__Given exercise__: For the listing below, give the count of lines containing "call", and no other text.

__Data supplied__:
○ ○ ○ ○ ○

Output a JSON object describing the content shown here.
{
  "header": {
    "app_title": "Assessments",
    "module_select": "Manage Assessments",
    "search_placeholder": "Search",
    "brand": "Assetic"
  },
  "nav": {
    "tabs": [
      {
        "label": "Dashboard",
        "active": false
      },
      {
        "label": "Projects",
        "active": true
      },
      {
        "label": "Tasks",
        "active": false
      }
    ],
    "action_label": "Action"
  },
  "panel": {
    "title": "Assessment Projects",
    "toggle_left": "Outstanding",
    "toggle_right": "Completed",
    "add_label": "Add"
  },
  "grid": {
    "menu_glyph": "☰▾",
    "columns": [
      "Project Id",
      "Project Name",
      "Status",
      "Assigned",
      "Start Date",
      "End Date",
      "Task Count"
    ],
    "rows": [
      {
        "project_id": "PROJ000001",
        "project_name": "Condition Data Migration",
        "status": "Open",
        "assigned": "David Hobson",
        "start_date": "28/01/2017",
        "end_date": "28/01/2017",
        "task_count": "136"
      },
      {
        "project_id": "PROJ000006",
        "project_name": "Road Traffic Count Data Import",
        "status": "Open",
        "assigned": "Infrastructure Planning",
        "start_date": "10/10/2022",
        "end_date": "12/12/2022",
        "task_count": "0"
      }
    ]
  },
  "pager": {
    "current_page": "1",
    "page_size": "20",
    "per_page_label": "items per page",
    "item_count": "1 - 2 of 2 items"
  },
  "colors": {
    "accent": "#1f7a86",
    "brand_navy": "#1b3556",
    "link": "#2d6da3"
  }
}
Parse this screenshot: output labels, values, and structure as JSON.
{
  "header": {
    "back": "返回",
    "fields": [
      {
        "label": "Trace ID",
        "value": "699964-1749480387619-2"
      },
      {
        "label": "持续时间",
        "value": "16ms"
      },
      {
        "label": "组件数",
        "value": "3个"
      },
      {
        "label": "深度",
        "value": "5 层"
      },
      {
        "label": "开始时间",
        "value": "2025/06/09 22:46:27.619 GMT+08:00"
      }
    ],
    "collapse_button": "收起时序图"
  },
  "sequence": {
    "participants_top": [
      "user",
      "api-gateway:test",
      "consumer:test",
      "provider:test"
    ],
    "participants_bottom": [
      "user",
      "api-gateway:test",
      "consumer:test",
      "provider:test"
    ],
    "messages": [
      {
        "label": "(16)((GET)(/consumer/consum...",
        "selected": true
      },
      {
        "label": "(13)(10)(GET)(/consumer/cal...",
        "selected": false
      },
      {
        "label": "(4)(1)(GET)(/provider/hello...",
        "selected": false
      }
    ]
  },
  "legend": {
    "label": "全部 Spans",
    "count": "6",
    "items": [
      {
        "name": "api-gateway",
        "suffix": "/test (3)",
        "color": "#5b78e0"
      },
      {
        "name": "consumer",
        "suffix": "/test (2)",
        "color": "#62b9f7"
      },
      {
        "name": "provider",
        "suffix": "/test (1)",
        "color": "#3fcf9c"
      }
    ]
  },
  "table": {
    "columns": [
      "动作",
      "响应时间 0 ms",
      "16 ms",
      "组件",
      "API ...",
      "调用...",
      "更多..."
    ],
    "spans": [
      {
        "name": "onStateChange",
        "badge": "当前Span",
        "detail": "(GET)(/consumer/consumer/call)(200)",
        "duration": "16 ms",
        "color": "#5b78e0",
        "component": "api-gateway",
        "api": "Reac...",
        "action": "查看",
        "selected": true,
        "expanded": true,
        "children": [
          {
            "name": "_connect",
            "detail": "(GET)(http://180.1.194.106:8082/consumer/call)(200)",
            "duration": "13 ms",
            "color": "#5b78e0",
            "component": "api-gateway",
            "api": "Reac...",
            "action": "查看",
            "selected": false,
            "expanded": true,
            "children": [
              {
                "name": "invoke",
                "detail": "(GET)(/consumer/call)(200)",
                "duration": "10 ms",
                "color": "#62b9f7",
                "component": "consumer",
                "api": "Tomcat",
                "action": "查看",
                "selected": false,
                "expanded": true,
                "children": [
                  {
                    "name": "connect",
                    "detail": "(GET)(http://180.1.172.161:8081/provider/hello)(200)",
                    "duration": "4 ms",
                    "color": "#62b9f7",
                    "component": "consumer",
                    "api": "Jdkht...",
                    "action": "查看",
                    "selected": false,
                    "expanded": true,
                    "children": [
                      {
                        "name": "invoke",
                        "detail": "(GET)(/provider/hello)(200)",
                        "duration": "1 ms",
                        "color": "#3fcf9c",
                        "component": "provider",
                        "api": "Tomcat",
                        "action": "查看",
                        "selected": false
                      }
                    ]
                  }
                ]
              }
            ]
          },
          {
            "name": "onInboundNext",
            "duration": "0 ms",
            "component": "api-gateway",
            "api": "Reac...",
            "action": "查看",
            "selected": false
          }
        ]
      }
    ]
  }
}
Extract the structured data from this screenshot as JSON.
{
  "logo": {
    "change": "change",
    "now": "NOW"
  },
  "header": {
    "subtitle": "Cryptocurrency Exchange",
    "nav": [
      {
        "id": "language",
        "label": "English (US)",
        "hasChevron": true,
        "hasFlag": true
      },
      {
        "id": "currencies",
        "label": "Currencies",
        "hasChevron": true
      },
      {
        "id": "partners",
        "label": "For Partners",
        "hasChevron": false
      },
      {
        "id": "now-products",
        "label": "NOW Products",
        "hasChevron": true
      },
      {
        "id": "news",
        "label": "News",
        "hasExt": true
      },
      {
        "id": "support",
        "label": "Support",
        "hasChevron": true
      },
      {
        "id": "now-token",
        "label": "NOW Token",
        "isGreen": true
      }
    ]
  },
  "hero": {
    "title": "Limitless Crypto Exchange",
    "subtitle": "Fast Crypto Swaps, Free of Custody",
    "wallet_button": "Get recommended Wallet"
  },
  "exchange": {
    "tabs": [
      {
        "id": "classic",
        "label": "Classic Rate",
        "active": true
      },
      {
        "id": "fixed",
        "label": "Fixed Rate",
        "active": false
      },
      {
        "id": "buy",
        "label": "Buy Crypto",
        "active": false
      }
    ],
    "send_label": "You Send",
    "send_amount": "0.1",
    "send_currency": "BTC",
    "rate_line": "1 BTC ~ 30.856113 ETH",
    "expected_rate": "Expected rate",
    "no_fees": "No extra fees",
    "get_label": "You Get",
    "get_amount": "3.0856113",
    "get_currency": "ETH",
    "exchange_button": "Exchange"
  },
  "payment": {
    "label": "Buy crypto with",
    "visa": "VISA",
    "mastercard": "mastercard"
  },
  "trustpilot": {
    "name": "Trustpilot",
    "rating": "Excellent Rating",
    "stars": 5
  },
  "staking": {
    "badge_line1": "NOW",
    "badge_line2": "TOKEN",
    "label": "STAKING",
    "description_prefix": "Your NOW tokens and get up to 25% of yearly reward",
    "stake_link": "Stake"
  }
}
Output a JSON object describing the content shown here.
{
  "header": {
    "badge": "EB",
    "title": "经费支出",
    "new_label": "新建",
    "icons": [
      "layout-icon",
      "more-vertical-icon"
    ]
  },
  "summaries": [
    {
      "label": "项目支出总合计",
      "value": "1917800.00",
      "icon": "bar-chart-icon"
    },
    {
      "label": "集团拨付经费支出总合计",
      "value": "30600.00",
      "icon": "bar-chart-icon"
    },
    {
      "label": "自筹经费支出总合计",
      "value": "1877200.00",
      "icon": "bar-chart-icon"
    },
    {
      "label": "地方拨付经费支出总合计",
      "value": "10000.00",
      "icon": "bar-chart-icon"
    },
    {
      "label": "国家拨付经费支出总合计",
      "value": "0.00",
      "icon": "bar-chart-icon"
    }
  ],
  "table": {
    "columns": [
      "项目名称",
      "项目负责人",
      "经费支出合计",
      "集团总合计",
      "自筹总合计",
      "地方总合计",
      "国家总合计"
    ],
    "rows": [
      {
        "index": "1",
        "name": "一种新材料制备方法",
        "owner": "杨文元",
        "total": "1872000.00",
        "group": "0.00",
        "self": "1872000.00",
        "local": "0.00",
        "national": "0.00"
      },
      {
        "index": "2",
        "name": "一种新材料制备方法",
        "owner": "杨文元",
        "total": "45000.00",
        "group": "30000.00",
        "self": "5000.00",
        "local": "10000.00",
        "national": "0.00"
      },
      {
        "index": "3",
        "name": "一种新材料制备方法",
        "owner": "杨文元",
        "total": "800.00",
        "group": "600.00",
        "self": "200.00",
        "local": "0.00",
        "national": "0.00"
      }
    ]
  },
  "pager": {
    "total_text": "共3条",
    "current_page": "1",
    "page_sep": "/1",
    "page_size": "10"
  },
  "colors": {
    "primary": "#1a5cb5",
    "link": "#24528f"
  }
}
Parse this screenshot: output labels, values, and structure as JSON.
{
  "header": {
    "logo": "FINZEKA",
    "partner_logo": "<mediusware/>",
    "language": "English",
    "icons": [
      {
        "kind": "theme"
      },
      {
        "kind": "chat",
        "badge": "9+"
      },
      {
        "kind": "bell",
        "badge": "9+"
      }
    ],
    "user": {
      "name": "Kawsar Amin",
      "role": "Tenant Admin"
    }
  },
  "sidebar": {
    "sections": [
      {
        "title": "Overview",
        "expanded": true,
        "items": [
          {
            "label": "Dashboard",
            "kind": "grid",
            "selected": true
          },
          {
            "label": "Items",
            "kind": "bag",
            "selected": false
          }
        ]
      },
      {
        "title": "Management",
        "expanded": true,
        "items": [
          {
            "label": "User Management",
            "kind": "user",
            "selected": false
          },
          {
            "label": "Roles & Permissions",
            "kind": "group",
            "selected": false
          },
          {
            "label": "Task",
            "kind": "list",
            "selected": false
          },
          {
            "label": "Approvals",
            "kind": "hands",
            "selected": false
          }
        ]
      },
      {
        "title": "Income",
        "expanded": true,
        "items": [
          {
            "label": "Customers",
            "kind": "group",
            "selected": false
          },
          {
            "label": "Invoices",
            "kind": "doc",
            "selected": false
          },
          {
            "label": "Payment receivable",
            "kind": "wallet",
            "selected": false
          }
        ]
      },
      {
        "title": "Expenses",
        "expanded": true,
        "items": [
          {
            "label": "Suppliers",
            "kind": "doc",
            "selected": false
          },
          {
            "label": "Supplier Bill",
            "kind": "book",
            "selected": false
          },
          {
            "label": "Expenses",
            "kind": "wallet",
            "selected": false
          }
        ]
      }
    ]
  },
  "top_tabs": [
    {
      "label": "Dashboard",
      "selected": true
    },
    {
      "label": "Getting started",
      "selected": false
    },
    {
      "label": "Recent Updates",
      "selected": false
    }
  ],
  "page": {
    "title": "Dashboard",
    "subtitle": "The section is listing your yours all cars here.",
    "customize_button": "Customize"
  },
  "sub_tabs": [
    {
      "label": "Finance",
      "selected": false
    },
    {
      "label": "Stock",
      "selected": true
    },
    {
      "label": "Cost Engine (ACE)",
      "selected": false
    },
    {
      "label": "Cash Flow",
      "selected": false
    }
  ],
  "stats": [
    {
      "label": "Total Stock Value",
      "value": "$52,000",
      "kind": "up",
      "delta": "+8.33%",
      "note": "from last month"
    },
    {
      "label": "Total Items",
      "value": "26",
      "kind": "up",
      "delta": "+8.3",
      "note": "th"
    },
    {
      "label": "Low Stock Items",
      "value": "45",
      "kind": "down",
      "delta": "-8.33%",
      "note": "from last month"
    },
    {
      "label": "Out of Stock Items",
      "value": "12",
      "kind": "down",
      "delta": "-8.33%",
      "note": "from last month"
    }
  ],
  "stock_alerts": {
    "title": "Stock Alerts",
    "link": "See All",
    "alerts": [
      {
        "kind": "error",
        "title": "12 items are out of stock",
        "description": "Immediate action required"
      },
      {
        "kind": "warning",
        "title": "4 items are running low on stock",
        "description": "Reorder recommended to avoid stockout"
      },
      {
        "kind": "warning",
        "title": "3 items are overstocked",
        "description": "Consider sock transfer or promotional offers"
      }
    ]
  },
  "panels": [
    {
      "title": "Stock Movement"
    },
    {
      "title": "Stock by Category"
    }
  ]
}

○ ○ ○ ○ ○

__Finished task__: 3